● **Exercise brief**
Copy out the listing exactly.

━━━━━ Supplied material

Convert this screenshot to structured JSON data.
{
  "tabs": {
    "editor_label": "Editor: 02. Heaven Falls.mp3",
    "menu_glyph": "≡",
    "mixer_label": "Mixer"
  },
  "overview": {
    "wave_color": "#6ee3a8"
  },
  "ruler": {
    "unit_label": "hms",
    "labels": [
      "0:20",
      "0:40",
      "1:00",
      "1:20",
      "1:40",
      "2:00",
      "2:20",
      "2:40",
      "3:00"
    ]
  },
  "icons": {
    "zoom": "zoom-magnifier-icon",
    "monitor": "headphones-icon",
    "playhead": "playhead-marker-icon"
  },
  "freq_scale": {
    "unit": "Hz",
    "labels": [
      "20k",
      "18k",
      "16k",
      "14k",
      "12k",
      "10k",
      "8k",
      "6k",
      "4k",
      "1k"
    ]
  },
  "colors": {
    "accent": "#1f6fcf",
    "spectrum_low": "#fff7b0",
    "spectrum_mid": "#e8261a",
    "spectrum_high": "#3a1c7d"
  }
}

━━━━━━━━━━

● **The solution**
Convert this screenshot to structured JSON data.
{
  "tabs": {
    "editor_label": "Editor: 02. Heaven Falls.mp3",
    "menu_glyph": "≡",
    "mixer_label": "Mixer"
  },
  "overview": {
    "wave_color": "#6ee3a8"
  },
  "ruler": {
    "unit_label": "hms",
    "labels": [
      "0:20",
      "0:40",
      "1:00",
      "1:20",
      "1:40",
      "2:00",
      "2:20",
      "2:40",
      "3:00"
    ]
  },
  "icons": {
    "zoom": "zoom-magnifier-icon",
    "monitor": "headphones-icon",
    "playhead": "playhead-marker-icon"
  },
  "freq_scale": {
    "unit": "Hz",
    "labels": [
      "20k",
      "18k",
      "16k",
      "14k",
      "12k",
      "10k",
      "8k",
      "6k",
      "4k",
      "1k"
    ]
  },
  "colors": {
    "accent": "#1f6fcf",
    "spectrum_low": "#fff7b0",
    "spectrum_mid": "#e8261a",
    "spectrum_high": "#3a1c7d"
  }
}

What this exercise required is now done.